▸ **WORK TO COMPLETE**:
Find every line with the word "provides". Copy those lines.

=-=-=

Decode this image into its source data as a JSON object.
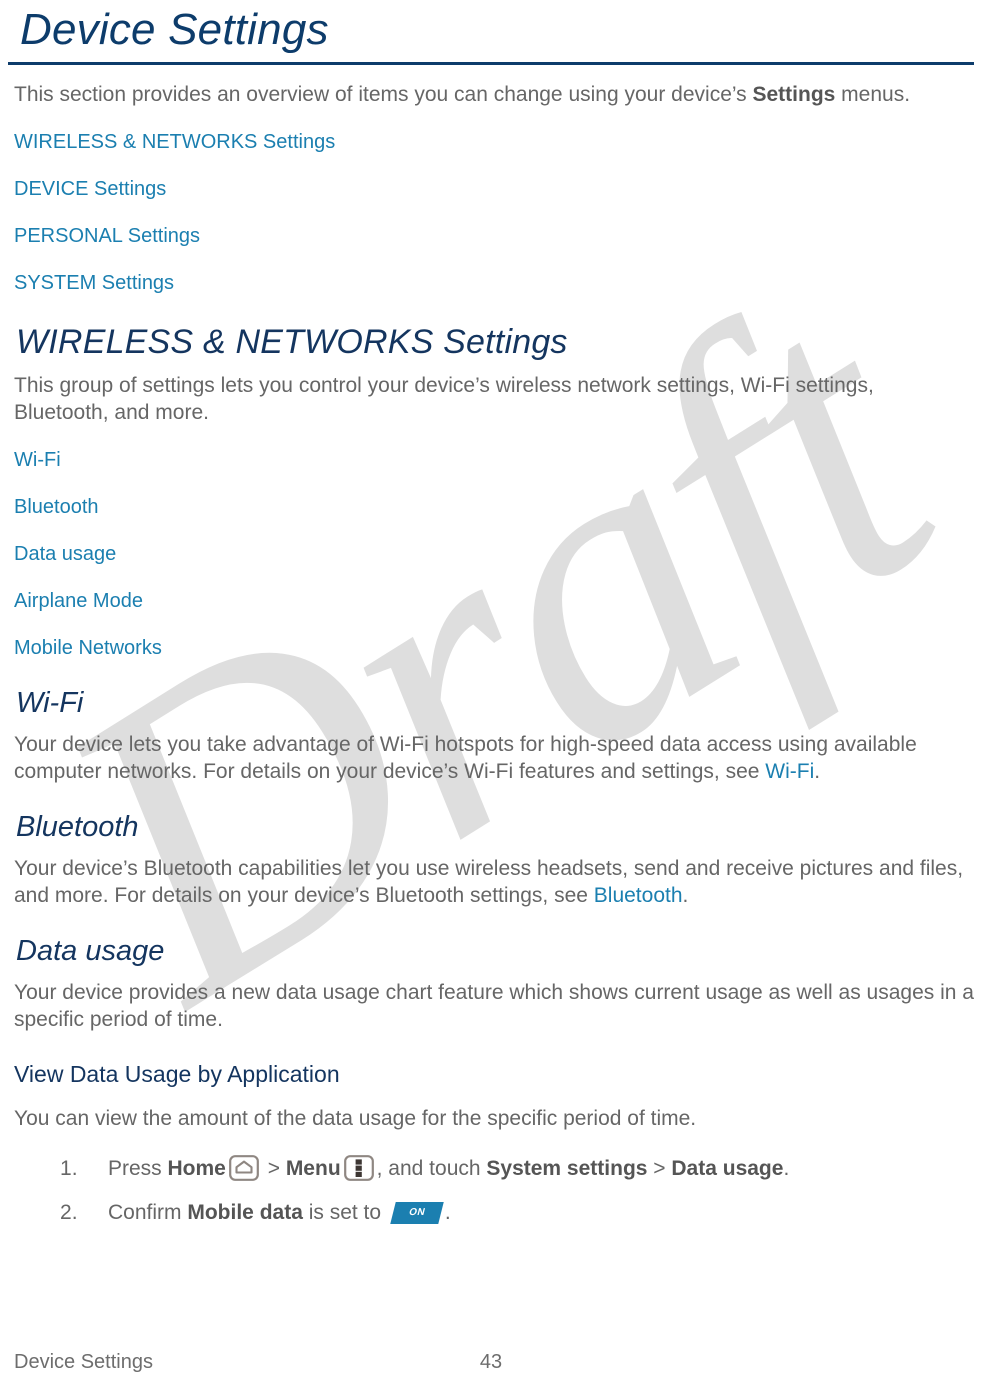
{
  "document": {
    "title": "Device Settings",
    "intro": {
      "before_bold": "This section provides an overview of items you can change using your device’s ",
      "bold": "Settings",
      "after_bold": " menus."
    },
    "toc_links": [
      "WIRELESS & NETWORKS Settings",
      "DEVICE Settings",
      "PERSONAL Settings",
      "SYSTEM Settings"
    ],
    "sections": [
      {
        "heading": "WIRELESS & NETWORKS Settings",
        "body": "This group of settings lets you control your device’s wireless network settings, Wi-Fi settings, Bluetooth, and more.",
        "links": [
          "Wi-Fi",
          "Bluetooth",
          "Data usage",
          "Airplane Mode",
          "Mobile Networks"
        ]
      },
      {
        "heading": "Wi-Fi",
        "body_before_link": "Your device lets you take advantage of Wi-Fi hotspots for high-speed data access using available computer networks. For details on your device’s Wi-Fi features and settings, see ",
        "body_link": "Wi-Fi",
        "body_after_link": "."
      },
      {
        "heading": "Bluetooth",
        "body_before_link": "Your device’s Bluetooth capabilities let you use wireless headsets, send and receive pictures and files, and more. For details on your device’s Bluetooth settings, see ",
        "body_link": "Bluetooth",
        "body_after_link": "."
      },
      {
        "heading": "Data usage",
        "body": "Your device provides a new data usage chart feature which shows current usage as well as usages in a specific period of time.",
        "subheading": "View Data Usage by Application",
        "sub_body": "You can view the amount of the data usage for the specific period of time.",
        "steps": [
          {
            "t1": "Press ",
            "b1": "Home",
            "icon1": "home-icon",
            "t2": " > ",
            "b2": "Menu",
            "icon2": "menu-icon",
            "t3": ", and touch ",
            "b3": "System settings",
            "t4": " > ",
            "b4": "Data usage",
            "t5": "."
          },
          {
            "t1": "Confirm ",
            "b1": "Mobile data",
            "t2": " is set to ",
            "toggle_label": "ON",
            "t3": "."
          }
        ]
      }
    ],
    "watermark": "Draft",
    "footer": {
      "left": "Device Settings",
      "page_number": "43"
    },
    "colors": {
      "heading_navy": "#14355f",
      "title_navy": "#0d3c6b",
      "link_blue": "#1b7fb0",
      "body_gray": "#666666",
      "watermark_gray": "#dedede"
    }
  }
}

=-=-=

▸ **RESPONSE TO THIS TASK**:
      "before_bold": "This section provides an overview of items you can change using your device’s ",
        "body": "Your device provides a new data usage chart feature which shows current usage as well as usages in a specific period of time.",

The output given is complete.